Make an exact copy of all the material below, apart from the pictures.

(Saved entries)

++++++++++++++++++++

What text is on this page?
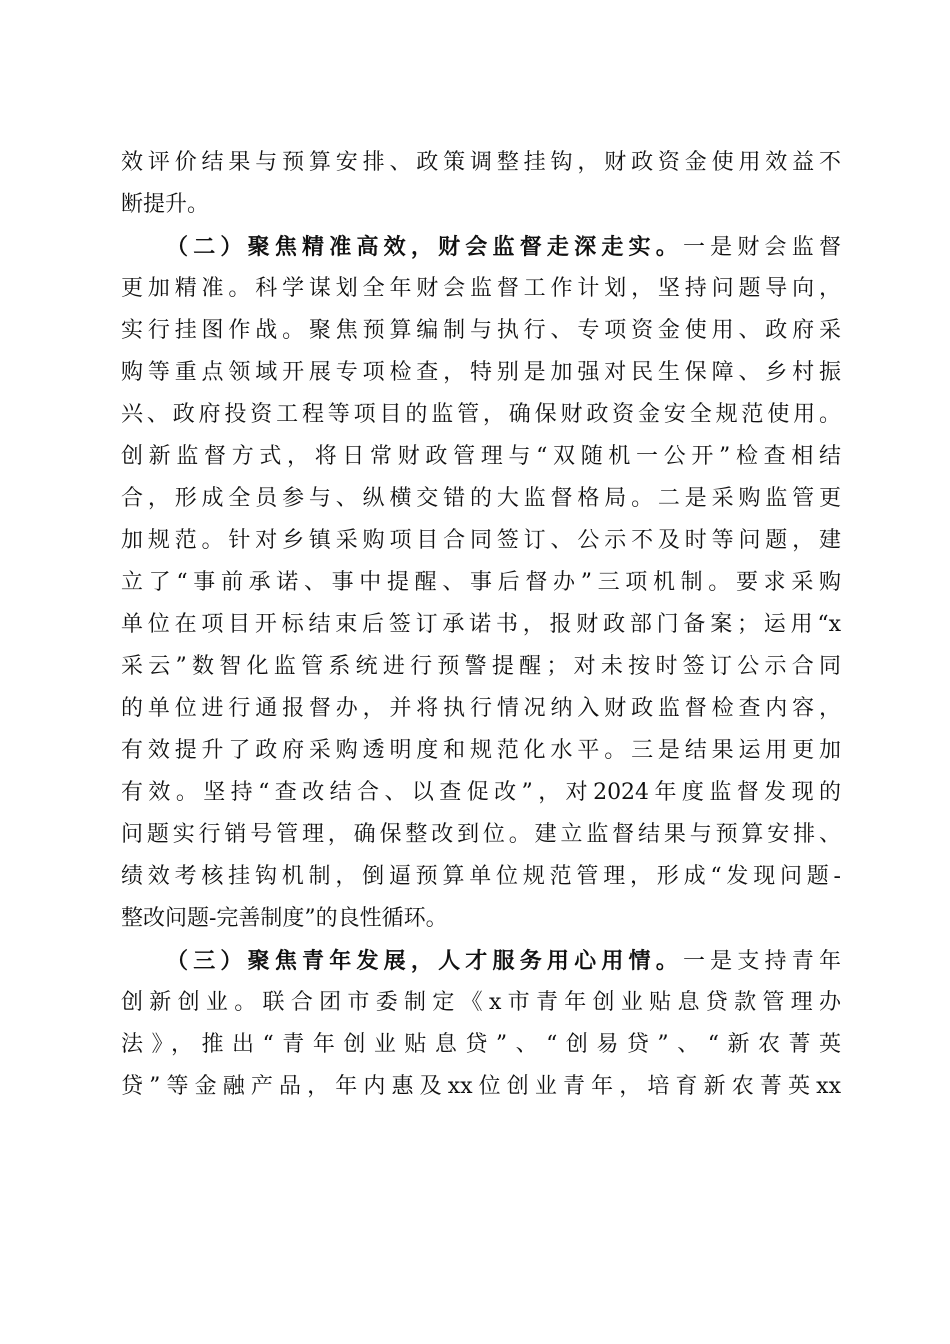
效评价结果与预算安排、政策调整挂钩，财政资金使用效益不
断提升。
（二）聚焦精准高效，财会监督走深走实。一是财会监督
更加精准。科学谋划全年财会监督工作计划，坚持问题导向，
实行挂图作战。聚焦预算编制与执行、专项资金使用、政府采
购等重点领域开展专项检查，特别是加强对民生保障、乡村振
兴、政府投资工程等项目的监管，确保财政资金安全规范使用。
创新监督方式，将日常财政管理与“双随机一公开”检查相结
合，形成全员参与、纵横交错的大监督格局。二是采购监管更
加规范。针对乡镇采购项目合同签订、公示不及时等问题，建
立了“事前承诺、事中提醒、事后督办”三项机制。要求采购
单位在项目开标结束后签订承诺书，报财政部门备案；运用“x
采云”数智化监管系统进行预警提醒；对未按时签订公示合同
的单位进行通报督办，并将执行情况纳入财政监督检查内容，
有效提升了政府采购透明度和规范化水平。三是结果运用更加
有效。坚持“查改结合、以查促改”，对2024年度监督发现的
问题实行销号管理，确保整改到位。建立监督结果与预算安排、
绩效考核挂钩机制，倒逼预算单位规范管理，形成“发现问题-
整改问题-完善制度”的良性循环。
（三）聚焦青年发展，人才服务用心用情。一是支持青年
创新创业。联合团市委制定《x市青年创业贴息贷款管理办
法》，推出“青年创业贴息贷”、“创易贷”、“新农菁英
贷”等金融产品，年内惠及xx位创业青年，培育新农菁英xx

++++++++++++++++++++

→ Result
What text is on this page?
效评价结果与预算安排、政策调整挂钩，财政资金使用效益不
断提升。
（二）聚焦精准高效，财会监督走深走实。一是财会监督
更加精准。科学谋划全年财会监督工作计划，坚持问题导向，
实行挂图作战。聚焦预算编制与执行、专项资金使用、政府采
购等重点领域开展专项检查，特别是加强对民生保障、乡村振
兴、政府投资工程等项目的监管，确保财政资金安全规范使用。
创新监督方式，将日常财政管理与“双随机一公开”检查相结
合，形成全员参与、纵横交错的大监督格局。二是采购监管更
加规范。针对乡镇采购项目合同签订、公示不及时等问题，建
立了“事前承诺、事中提醒、事后督办”三项机制。要求采购
单位在项目开标结束后签订承诺书，报财政部门备案；运用“x
采云”数智化监管系统进行预警提醒；对未按时签订公示合同
的单位进行通报督办，并将执行情况纳入财政监督检查内容，
有效提升了政府采购透明度和规范化水平。三是结果运用更加
有效。坚持“查改结合、以查促改”，对2024年度监督发现的
问题实行销号管理，确保整改到位。建立监督结果与预算安排、
绩效考核挂钩机制，倒逼预算单位规范管理，形成“发现问题-
整改问题-完善制度”的良性循环。
（三）聚焦青年发展，人才服务用心用情。一是支持青年
创新创业。联合团市委制定《x市青年创业贴息贷款管理办
法》，推出“青年创业贴息贷”、“创易贷”、“新农菁英
贷”等金融产品，年内惠及xx位创业青年，培育新农菁英xx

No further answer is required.